- [Stored data entries]:

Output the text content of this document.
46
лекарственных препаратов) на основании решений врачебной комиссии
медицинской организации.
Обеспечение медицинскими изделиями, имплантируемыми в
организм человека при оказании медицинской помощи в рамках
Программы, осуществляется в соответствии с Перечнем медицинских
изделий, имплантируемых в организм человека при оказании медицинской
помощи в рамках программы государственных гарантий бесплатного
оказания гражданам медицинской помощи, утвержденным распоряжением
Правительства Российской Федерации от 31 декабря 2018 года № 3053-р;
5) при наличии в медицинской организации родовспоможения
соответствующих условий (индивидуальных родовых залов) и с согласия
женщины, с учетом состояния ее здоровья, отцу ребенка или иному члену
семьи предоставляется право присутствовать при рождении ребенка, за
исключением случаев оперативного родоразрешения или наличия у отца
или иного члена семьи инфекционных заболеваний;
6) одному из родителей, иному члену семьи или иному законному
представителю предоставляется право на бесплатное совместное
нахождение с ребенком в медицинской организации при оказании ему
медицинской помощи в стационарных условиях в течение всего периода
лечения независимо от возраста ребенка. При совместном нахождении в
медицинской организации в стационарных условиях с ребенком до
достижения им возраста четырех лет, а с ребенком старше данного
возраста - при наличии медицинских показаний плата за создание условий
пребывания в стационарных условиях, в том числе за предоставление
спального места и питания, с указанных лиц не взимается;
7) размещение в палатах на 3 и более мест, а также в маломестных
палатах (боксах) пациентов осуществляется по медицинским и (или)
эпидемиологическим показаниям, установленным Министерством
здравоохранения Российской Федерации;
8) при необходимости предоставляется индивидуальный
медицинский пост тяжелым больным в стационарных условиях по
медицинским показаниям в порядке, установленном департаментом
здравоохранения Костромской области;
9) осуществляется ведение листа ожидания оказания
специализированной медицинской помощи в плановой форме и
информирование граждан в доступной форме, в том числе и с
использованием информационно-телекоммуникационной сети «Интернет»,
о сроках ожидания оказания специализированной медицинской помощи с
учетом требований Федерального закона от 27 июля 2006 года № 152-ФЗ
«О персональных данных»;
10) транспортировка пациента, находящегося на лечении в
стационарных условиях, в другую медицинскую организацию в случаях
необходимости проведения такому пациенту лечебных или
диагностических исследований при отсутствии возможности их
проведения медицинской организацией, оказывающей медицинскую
* * *
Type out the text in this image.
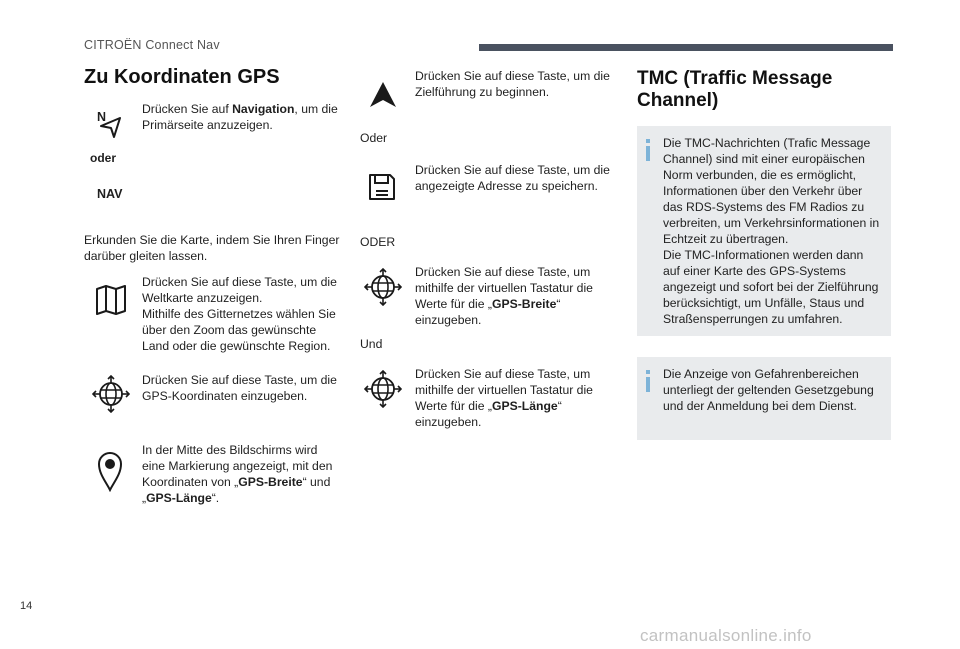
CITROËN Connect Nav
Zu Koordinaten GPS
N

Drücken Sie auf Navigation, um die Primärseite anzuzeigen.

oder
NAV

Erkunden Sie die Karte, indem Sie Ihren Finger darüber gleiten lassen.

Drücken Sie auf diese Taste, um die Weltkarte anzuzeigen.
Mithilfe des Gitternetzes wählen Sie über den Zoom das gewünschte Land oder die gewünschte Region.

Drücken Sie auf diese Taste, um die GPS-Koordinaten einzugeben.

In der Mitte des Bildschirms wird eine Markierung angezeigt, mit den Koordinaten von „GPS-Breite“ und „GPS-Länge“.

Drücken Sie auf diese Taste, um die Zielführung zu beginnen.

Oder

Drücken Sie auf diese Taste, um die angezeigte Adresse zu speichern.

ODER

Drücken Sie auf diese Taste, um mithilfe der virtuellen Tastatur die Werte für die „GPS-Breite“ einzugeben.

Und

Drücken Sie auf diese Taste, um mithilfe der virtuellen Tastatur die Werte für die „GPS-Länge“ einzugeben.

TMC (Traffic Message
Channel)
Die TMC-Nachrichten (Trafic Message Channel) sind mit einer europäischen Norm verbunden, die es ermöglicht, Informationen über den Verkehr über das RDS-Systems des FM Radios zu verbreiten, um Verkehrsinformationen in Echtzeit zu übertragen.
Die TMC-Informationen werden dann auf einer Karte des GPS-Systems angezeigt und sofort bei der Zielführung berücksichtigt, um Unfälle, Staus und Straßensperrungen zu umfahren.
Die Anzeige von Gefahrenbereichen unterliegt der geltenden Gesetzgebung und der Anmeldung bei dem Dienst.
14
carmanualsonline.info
* * *
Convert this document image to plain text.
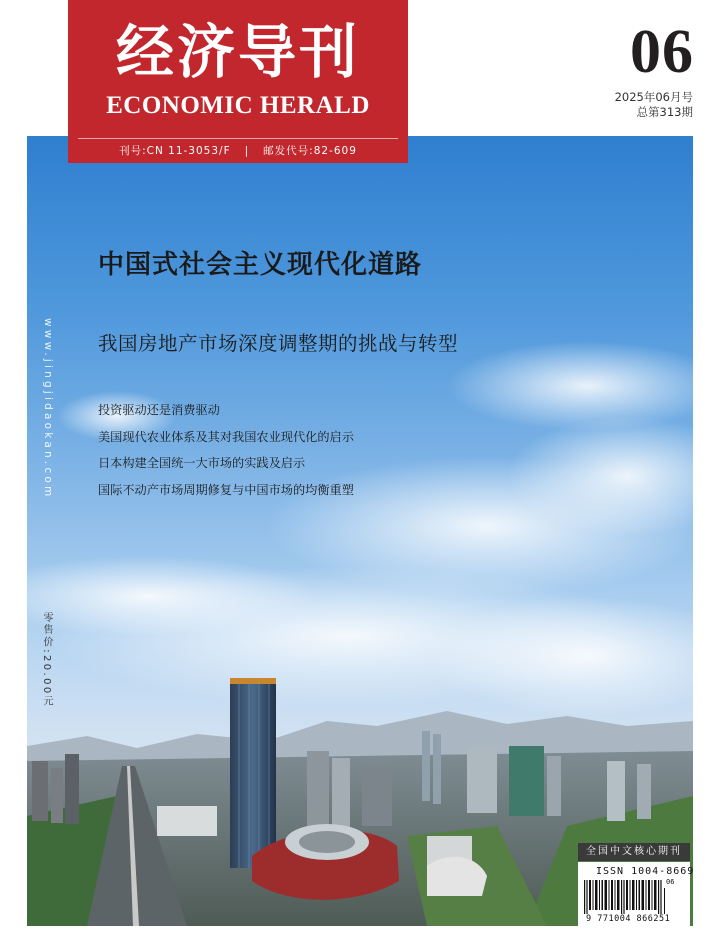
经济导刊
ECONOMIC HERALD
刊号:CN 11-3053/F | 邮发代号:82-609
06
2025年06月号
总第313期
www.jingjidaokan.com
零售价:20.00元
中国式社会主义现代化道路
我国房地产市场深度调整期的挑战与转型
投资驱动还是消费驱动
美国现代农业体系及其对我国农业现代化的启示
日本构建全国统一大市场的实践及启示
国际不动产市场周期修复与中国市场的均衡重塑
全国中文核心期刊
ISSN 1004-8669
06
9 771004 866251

- [Exercise description]: Scan the material above. Return every line containing the string "показаниям".

- [Answer to the task]:
эпидемиологическим показаниям, установленным Министерством
медицинским показаниям в порядке, установленном департаментом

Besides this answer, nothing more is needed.